> _WORK TO COMPLETE_: Isolate every line in the data with the string "JSON" and copy it.

> _RECORDED INFORMATION_:
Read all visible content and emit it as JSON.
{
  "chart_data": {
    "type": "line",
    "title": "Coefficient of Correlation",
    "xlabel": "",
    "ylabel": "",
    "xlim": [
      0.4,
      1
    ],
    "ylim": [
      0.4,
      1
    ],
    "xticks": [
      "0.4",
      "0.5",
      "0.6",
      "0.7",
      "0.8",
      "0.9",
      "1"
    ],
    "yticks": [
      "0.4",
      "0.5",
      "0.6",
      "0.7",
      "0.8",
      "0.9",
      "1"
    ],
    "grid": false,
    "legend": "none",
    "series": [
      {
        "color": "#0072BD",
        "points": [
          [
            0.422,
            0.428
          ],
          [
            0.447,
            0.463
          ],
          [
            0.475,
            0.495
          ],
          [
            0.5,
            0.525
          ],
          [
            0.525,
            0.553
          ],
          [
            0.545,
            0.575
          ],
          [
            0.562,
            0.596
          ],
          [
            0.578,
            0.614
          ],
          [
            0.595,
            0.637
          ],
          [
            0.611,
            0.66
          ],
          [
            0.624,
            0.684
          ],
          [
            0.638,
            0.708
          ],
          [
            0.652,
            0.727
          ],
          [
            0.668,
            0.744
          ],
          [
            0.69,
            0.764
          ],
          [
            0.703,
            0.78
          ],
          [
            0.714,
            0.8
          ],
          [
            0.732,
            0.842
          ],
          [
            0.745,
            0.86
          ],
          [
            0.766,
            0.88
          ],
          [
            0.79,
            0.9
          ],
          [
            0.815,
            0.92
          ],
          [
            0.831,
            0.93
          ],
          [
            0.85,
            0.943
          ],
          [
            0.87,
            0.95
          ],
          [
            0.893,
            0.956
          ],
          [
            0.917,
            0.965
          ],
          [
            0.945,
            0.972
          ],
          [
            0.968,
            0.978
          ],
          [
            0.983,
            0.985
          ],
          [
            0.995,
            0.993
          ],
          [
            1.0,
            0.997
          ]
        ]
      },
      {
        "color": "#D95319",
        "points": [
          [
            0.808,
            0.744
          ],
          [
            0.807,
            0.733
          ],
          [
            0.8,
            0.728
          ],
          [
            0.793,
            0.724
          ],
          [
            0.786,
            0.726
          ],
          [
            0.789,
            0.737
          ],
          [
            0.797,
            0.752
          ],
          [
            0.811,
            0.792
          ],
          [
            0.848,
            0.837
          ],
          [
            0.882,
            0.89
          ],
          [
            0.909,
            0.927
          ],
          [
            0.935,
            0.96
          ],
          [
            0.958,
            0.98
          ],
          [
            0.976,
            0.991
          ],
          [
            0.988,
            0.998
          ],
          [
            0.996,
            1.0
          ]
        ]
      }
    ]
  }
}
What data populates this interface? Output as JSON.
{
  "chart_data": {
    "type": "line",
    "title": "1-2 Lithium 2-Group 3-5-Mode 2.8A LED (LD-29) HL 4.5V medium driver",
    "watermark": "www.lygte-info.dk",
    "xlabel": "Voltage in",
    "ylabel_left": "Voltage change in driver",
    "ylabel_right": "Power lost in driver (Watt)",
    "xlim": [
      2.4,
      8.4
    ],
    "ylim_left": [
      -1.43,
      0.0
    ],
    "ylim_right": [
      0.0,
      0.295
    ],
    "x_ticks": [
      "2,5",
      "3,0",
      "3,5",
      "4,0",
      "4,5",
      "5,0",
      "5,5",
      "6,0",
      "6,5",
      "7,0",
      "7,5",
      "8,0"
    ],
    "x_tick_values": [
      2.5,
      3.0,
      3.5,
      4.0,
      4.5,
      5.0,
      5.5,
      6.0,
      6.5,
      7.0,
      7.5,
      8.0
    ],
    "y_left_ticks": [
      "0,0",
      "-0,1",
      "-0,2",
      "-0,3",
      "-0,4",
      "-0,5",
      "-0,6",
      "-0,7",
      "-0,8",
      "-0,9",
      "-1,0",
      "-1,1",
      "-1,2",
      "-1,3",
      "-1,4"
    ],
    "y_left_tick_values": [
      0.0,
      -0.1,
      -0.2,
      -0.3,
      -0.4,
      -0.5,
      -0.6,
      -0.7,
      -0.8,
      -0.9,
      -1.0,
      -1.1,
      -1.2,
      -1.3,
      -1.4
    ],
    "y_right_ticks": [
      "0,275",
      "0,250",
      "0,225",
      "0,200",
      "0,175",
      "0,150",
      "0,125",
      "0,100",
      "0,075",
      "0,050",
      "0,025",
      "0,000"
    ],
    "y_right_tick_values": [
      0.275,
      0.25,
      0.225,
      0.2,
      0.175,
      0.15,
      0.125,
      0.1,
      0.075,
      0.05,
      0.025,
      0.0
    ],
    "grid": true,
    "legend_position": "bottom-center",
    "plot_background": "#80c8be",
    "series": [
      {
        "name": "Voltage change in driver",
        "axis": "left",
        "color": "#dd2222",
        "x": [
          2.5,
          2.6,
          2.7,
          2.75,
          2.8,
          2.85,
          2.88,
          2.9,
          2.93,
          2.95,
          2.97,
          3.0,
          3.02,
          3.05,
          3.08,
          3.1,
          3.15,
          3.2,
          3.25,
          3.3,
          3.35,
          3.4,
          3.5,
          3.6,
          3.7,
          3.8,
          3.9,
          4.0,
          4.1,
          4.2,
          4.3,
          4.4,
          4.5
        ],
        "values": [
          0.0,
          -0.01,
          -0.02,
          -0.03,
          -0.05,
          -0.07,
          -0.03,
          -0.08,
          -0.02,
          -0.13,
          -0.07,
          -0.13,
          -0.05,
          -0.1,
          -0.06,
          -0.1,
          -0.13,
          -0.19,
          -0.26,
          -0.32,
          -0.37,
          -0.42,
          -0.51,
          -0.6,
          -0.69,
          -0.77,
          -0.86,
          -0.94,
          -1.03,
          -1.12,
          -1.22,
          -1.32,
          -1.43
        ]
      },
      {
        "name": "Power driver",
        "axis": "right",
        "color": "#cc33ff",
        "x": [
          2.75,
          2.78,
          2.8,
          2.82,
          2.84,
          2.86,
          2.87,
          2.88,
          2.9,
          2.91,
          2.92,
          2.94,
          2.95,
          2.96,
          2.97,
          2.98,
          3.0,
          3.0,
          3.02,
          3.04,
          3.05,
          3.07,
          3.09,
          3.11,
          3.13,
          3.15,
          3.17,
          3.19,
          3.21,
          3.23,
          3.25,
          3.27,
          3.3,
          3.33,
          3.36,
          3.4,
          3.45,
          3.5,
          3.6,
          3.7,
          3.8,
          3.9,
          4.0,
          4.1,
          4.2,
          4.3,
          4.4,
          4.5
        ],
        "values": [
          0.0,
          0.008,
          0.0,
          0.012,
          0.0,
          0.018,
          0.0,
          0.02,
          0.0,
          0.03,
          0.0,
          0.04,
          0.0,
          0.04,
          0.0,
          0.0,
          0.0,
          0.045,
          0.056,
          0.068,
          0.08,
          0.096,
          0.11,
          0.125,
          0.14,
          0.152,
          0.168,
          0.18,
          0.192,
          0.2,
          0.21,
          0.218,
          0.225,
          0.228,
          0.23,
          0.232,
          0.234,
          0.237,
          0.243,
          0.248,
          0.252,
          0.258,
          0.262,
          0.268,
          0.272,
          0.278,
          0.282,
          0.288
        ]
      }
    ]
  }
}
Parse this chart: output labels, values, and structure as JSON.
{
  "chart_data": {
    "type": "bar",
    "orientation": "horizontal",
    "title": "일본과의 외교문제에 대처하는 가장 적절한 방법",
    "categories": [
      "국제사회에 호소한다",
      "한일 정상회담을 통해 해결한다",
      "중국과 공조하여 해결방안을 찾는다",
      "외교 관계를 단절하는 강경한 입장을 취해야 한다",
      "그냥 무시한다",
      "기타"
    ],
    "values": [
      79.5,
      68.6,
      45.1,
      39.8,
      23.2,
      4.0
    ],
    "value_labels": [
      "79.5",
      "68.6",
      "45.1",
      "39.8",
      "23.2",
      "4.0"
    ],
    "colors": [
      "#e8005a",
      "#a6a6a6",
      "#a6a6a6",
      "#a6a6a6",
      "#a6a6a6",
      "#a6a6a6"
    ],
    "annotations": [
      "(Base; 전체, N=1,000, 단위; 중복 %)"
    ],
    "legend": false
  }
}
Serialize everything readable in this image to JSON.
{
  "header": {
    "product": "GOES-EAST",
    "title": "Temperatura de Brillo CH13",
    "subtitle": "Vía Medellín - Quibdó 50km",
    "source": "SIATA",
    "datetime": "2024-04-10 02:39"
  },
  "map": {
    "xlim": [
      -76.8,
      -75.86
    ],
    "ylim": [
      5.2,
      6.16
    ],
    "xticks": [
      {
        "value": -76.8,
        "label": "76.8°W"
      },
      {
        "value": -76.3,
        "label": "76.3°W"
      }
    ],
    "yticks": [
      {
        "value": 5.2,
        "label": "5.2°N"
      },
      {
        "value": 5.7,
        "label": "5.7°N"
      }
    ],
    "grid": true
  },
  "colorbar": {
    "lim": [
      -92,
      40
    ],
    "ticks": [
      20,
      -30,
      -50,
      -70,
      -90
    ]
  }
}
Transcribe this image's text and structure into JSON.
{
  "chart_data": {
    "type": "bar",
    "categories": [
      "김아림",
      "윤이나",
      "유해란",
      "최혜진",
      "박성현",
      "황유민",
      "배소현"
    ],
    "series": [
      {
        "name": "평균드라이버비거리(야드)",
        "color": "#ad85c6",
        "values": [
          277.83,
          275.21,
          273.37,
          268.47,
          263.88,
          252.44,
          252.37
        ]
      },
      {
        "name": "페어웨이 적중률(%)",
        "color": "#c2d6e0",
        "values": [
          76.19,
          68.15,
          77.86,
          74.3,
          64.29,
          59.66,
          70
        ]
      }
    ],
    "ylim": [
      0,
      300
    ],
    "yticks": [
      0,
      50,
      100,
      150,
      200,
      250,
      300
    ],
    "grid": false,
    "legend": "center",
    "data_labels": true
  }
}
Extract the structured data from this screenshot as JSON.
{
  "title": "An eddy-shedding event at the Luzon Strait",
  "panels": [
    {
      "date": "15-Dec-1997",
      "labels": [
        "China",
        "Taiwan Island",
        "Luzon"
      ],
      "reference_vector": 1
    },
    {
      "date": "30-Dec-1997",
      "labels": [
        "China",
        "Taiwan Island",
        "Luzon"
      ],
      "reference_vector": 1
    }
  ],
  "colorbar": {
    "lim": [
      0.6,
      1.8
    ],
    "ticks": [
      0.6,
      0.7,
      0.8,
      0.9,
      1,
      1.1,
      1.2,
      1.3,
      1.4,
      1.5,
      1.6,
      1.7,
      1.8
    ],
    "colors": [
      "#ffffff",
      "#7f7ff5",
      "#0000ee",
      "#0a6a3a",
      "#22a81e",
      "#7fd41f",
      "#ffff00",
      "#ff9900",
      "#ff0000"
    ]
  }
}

> _RESULT FOR THIS EXERCISE_:
Read all visible content and emit it as JSON.
What data populates this interface? Output as JSON.
Parse this chart: output labels, values, and structure as JSON.
Serialize everything readable in this image to JSON.
Transcribe this image's text and structure into JSON.
Extract the structured data from this screenshot as JSON.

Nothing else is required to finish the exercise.